Information provided >>
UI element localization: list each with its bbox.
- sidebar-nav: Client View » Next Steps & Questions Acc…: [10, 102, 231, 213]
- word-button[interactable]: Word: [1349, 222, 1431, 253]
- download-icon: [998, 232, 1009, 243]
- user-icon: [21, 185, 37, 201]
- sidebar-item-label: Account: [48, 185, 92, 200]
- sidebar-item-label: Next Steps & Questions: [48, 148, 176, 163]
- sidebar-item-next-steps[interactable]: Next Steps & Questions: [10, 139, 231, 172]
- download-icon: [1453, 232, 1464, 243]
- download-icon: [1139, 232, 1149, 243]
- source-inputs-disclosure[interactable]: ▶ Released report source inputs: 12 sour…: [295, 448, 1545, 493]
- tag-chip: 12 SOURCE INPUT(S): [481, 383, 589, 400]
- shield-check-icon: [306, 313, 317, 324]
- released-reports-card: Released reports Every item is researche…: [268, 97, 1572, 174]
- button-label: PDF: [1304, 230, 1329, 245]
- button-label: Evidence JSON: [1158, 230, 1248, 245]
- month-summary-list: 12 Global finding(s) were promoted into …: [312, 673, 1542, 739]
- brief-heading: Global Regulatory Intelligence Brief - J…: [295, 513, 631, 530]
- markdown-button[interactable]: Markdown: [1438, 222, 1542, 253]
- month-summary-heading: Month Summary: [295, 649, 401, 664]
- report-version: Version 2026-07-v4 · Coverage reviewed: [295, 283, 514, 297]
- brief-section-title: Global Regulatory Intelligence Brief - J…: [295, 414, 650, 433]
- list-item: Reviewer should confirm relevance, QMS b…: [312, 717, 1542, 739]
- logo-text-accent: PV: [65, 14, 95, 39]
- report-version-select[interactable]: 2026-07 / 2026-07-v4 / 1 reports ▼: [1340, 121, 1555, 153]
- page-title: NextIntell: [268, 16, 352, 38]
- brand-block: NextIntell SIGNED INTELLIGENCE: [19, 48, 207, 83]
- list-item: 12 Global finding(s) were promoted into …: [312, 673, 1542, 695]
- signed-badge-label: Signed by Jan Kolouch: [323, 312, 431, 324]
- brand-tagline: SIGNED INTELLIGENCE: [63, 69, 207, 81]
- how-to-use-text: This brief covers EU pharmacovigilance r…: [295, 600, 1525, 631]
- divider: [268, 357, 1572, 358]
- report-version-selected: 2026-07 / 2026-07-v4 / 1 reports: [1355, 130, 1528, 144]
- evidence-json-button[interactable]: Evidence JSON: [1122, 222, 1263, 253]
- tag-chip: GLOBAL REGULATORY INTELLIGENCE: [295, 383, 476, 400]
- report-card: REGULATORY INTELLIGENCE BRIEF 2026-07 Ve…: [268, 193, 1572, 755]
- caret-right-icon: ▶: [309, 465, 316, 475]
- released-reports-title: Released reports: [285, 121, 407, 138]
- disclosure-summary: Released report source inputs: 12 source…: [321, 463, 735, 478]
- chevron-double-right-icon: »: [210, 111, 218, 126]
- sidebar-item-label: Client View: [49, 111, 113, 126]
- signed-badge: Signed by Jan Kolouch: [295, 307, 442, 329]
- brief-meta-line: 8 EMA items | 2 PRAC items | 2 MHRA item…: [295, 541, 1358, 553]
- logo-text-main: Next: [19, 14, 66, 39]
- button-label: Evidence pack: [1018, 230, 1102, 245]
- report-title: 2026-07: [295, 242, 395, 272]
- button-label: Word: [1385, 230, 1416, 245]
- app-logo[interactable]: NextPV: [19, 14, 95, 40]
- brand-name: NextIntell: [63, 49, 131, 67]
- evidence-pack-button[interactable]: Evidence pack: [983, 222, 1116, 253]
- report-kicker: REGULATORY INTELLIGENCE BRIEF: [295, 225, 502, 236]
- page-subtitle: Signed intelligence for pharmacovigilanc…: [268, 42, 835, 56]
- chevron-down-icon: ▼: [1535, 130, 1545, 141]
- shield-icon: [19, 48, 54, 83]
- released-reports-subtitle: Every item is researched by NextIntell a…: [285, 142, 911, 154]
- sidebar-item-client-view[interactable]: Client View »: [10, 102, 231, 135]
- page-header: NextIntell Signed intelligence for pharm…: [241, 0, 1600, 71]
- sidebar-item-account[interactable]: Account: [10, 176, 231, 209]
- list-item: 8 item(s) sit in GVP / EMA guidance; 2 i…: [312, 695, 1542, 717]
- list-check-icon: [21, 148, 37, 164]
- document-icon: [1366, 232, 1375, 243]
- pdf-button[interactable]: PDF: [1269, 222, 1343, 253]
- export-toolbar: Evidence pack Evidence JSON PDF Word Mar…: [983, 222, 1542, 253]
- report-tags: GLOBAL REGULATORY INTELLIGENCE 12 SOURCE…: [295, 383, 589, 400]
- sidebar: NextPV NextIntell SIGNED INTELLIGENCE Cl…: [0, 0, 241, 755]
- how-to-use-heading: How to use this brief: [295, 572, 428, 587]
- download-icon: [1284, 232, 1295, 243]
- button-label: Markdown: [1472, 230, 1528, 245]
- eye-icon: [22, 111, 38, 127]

Work instructions >> Please return every line of the items above verbatim, with nothing changed or left out.

Result of the task >>
UI element localization: list each with its bbox.
- sidebar-nav: Client View » Next Steps & Questions Acc…: [10, 102, 231, 213]
- word-button[interactable]: Word: [1349, 222, 1431, 253]
- download-icon: [998, 232, 1009, 243]
- user-icon: [21, 185, 37, 201]
- sidebar-item-label: Account: [48, 185, 92, 200]
- sidebar-item-label: Next Steps & Questions: [48, 148, 176, 163]
- sidebar-item-next-steps[interactable]: Next Steps & Questions: [10, 139, 231, 172]
- download-icon: [1453, 232, 1464, 243]
- download-icon: [1139, 232, 1149, 243]
- source-inputs-disclosure[interactable]: ▶ Released report source inputs: 12 sour…: [295, 448, 1545, 493]
- tag-chip: 12 SOURCE INPUT(S): [481, 383, 589, 400]
- shield-check-icon: [306, 313, 317, 324]
- released-reports-card: Released reports Every item is researche…: [268, 97, 1572, 174]
- button-label: PDF: [1304, 230, 1329, 245]
- button-label: Evidence JSON: [1158, 230, 1248, 245]
- month-summary-list: 12 Global finding(s) were promoted into …: [312, 673, 1542, 739]
- brief-heading: Global Regulatory Intelligence Brief - J…: [295, 513, 631, 530]
- markdown-button[interactable]: Markdown: [1438, 222, 1542, 253]
- month-summary-heading: Month Summary: [295, 649, 401, 664]
- report-version: Version 2026-07-v4 · Coverage reviewed: [295, 283, 514, 297]
- brief-section-title: Global Regulatory Intelligence Brief - J…: [295, 414, 650, 433]
- list-item: Reviewer should confirm relevance, QMS b…: [312, 717, 1542, 739]
- logo-text-accent: PV: [65, 14, 95, 39]
- report-version-select[interactable]: 2026-07 / 2026-07-v4 / 1 reports ▼: [1340, 121, 1555, 153]
- page-title: NextIntell: [268, 16, 352, 38]
- brand-block: NextIntell SIGNED INTELLIGENCE: [19, 48, 207, 83]
- list-item: 12 Global finding(s) were promoted into …: [312, 673, 1542, 695]
- signed-badge-label: Signed by Jan Kolouch: [323, 312, 431, 324]
- brand-tagline: SIGNED INTELLIGENCE: [63, 69, 207, 81]
- how-to-use-text: This brief covers EU pharmacovigilance r…: [295, 600, 1525, 631]
- divider: [268, 357, 1572, 358]
- report-version-selected: 2026-07 / 2026-07-v4 / 1 reports: [1355, 130, 1528, 144]
- evidence-json-button[interactable]: Evidence JSON: [1122, 222, 1263, 253]
- tag-chip: GLOBAL REGULATORY INTELLIGENCE: [295, 383, 476, 400]
- report-card: REGULATORY INTELLIGENCE BRIEF 2026-07 Ve…: [268, 193, 1572, 755]
- caret-right-icon: ▶: [309, 465, 316, 475]
- released-reports-title: Released reports: [285, 121, 407, 138]
- disclosure-summary: Released report source inputs: 12 source…: [321, 463, 735, 478]
- chevron-double-right-icon: »: [210, 111, 218, 126]
- sidebar-item-label: Client View: [49, 111, 113, 126]
- signed-badge: Signed by Jan Kolouch: [295, 307, 442, 329]
- brief-meta-line: 8 EMA items | 2 PRAC items | 2 MHRA item…: [295, 541, 1358, 553]
- logo-text-main: Next: [19, 14, 66, 39]
- button-label: Evidence pack: [1018, 230, 1102, 245]
- report-title: 2026-07: [295, 242, 395, 272]
- button-label: Word: [1385, 230, 1416, 245]
- app-logo[interactable]: NextPV: [19, 14, 95, 40]
- brand-name: NextIntell: [63, 49, 131, 67]
- evidence-pack-button[interactable]: Evidence pack: [983, 222, 1116, 253]
- report-kicker: REGULATORY INTELLIGENCE BRIEF: [295, 225, 502, 236]
- page-subtitle: Signed intelligence for pharmacovigilanc…: [268, 42, 835, 56]
- chevron-down-icon: ▼: [1535, 130, 1545, 141]
- shield-icon: [19, 48, 54, 83]
- released-reports-subtitle: Every item is researched by NextIntell a…: [285, 142, 911, 154]
- sidebar-item-client-view[interactable]: Client View »: [10, 102, 231, 135]
- page-header: NextIntell Signed intelligence for pharm…: [241, 0, 1600, 71]
- sidebar-item-account[interactable]: Account: [10, 176, 231, 209]
- list-item: 8 item(s) sit in GVP / EMA guidance; 2 i…: [312, 695, 1542, 717]
- list-check-icon: [21, 148, 37, 164]
- document-icon: [1366, 232, 1375, 243]
- pdf-button[interactable]: PDF: [1269, 222, 1343, 253]
- export-toolbar: Evidence pack Evidence JSON PDF Word Mar…: [983, 222, 1542, 253]
- report-tags: GLOBAL REGULATORY INTELLIGENCE 12 SOURCE…: [295, 383, 589, 400]
- sidebar: NextPV NextIntell SIGNED INTELLIGENCE Cl…: [0, 0, 241, 755]
- how-to-use-heading: How to use this brief: [295, 572, 428, 587]
- download-icon: [1284, 232, 1295, 243]
- button-label: Markdown: [1472, 230, 1528, 245]
- eye-icon: [22, 111, 38, 127]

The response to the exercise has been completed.